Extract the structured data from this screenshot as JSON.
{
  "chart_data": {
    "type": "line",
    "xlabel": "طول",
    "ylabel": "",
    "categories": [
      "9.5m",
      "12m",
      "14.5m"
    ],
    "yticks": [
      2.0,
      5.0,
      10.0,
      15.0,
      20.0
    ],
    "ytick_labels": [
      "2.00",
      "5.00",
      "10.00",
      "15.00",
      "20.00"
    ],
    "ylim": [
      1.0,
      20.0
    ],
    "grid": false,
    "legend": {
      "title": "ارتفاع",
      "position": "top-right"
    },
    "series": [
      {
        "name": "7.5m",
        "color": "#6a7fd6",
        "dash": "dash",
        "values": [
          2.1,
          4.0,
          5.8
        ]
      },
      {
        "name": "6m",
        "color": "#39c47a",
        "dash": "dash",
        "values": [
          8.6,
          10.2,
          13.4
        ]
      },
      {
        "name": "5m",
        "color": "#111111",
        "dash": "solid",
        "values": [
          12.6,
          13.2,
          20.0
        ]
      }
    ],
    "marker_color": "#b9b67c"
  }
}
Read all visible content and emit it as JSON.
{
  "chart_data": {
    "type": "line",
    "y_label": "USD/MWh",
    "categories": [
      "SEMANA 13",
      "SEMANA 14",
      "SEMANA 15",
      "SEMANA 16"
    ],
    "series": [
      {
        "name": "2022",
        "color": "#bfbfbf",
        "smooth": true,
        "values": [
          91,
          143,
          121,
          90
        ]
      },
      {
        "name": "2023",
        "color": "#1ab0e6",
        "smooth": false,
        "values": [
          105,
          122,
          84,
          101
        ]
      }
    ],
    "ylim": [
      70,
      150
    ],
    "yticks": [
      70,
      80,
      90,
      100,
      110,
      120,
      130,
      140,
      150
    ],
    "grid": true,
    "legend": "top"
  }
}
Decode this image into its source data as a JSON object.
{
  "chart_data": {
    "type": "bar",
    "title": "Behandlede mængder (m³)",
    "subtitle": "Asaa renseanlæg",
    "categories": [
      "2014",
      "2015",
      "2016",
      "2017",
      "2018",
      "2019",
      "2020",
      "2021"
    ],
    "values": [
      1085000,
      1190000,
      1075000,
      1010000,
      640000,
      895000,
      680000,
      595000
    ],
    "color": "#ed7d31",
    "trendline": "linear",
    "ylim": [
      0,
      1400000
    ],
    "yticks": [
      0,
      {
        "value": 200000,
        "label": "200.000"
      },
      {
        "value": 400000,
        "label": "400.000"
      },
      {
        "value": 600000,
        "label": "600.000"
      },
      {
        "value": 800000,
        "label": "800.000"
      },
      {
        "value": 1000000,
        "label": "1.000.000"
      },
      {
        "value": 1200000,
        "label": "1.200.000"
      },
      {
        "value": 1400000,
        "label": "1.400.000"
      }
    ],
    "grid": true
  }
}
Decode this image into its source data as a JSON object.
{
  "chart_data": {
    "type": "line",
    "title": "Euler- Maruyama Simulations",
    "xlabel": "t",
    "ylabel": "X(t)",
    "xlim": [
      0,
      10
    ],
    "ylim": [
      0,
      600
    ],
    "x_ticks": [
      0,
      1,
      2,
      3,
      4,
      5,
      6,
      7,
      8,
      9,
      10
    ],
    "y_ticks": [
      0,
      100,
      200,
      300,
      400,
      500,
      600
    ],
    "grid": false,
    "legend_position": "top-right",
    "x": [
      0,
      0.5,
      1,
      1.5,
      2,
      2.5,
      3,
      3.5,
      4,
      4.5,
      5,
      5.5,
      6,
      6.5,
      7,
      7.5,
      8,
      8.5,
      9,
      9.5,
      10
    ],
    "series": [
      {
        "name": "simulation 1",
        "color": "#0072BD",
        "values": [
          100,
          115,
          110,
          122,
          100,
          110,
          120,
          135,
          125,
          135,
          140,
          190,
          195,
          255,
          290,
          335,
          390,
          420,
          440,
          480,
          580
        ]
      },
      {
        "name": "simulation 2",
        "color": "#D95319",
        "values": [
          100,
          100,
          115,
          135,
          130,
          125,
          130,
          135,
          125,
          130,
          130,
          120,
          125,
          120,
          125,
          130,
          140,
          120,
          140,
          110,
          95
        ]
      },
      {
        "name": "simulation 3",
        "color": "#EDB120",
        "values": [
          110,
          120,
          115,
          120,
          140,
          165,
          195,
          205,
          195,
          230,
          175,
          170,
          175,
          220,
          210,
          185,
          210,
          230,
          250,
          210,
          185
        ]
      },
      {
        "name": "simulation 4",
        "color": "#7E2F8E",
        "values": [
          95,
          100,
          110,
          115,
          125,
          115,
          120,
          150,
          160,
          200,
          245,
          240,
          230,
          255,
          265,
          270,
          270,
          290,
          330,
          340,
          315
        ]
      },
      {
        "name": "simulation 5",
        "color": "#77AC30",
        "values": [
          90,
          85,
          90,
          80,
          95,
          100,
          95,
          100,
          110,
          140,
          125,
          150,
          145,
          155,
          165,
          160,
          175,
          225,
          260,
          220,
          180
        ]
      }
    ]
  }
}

EXERCISE DESCRIPTION: Repeat the data exactly. Leave nothing out.

CORRECT ANSWER:
Extract the structured data from this screenshot as JSON.
{
  "chart_data": {
    "type": "line",
    "xlabel": "طول",
    "ylabel": "",
    "categories": [
      "9.5m",
      "12m",
      "14.5m"
    ],
    "yticks": [
      2.0,
      5.0,
      10.0,
      15.0,
      20.0
    ],
    "ytick_labels": [
      "2.00",
      "5.00",
      "10.00",
      "15.00",
      "20.00"
    ],
    "ylim": [
      1.0,
      20.0
    ],
    "grid": false,
    "legend": {
      "title": "ارتفاع",
      "position": "top-right"
    },
    "series": [
      {
        "name": "7.5m",
        "color": "#6a7fd6",
        "dash": "dash",
        "values": [
          2.1,
          4.0,
          5.8
        ]
      },
      {
        "name": "6m",
        "color": "#39c47a",
        "dash": "dash",
        "values": [
          8.6,
          10.2,
          13.4
        ]
      },
      {
        "name": "5m",
        "color": "#111111",
        "dash": "solid",
        "values": [
          12.6,
          13.2,
          20.0
        ]
      }
    ],
    "marker_color": "#b9b67c"
  }
}
Read all visible content and emit it as JSON.
{
  "chart_data": {
    "type": "line",
    "y_label": "USD/MWh",
    "categories": [
      "SEMANA 13",
      "SEMANA 14",
      "SEMANA 15",
      "SEMANA 16"
    ],
    "series": [
      {
        "name": "2022",
        "color": "#bfbfbf",
        "smooth": true,
        "values": [
          91,
          143,
          121,
          90
        ]
      },
      {
        "name": "2023",
        "color": "#1ab0e6",
        "smooth": false,
        "values": [
          105,
          122,
          84,
          101
        ]
      }
    ],
    "ylim": [
      70,
      150
    ],
    "yticks": [
      70,
      80,
      90,
      100,
      110,
      120,
      130,
      140,
      150
    ],
    "grid": true,
    "legend": "top"
  }
}
Decode this image into its source data as a JSON object.
{
  "chart_data": {
    "type": "bar",
    "title": "Behandlede mængder (m³)",
    "subtitle": "Asaa renseanlæg",
    "categories": [
      "2014",
      "2015",
      "2016",
      "2017",
      "2018",
      "2019",
      "2020",
      "2021"
    ],
    "values": [
      1085000,
      1190000,
      1075000,
      1010000,
      640000,
      895000,
      680000,
      595000
    ],
    "color": "#ed7d31",
    "trendline": "linear",
    "ylim": [
      0,
      1400000
    ],
    "yticks": [
      0,
      {
        "value": 200000,
        "label": "200.000"
      },
      {
        "value": 400000,
        "label": "400.000"
      },
      {
        "value": 600000,
        "label": "600.000"
      },
      {
        "value": 800000,
        "label": "800.000"
      },
      {
        "value": 1000000,
        "label": "1.000.000"
      },
      {
        "value": 1200000,
        "label": "1.200.000"
      },
      {
        "value": 1400000,
        "label": "1.400.000"
      }
    ],
    "grid": true
  }
}
Decode this image into its source data as a JSON object.
{
  "chart_data": {
    "type": "line",
    "title": "Euler- Maruyama Simulations",
    "xlabel": "t",
    "ylabel": "X(t)",
    "xlim": [
      0,
      10
    ],
    "ylim": [
      0,
      600
    ],
    "x_ticks": [
      0,
      1,
      2,
      3,
      4,
      5,
      6,
      7,
      8,
      9,
      10
    ],
    "y_ticks": [
      0,
      100,
      200,
      300,
      400,
      500,
      600
    ],
    "grid": false,
    "legend_position": "top-right",
    "x": [
      0,
      0.5,
      1,
      1.5,
      2,
      2.5,
      3,
      3.5,
      4,
      4.5,
      5,
      5.5,
      6,
      6.5,
      7,
      7.5,
      8,
      8.5,
      9,
      9.5,
      10
    ],
    "series": [
      {
        "name": "simulation 1",
        "color": "#0072BD",
        "values": [
          100,
          115,
          110,
          122,
          100,
          110,
          120,
          135,
          125,
          135,
          140,
          190,
          195,
          255,
          290,
          335,
          390,
          420,
          440,
          480,
          580
        ]
      },
      {
        "name": "simulation 2",
        "color": "#D95319",
        "values": [
          100,
          100,
          115,
          135,
          130,
          125,
          130,
          135,
          125,
          130,
          130,
          120,
          125,
          120,
          125,
          130,
          140,
          120,
          140,
          110,
          95
        ]
      },
      {
        "name": "simulation 3",
        "color": "#EDB120",
        "values": [
          110,
          120,
          115,
          120,
          140,
          165,
          195,
          205,
          195,
          230,
          175,
          170,
          175,
          220,
          210,
          185,
          210,
          230,
          250,
          210,
          185
        ]
      },
      {
        "name": "simulation 4",
        "color": "#7E2F8E",
        "values": [
          95,
          100,
          110,
          115,
          125,
          115,
          120,
          150,
          160,
          200,
          245,
          240,
          230,
          255,
          265,
          270,
          270,
          290,
          330,
          340,
          315
        ]
      },
      {
        "name": "simulation 5",
        "color": "#77AC30",
        "values": [
          90,
          85,
          90,
          80,
          95,
          100,
          95,
          100,
          110,
          140,
          125,
          150,
          145,
          155,
          165,
          160,
          175,
          225,
          260,
          220,
          180
        ]
      }
    ]
  }
}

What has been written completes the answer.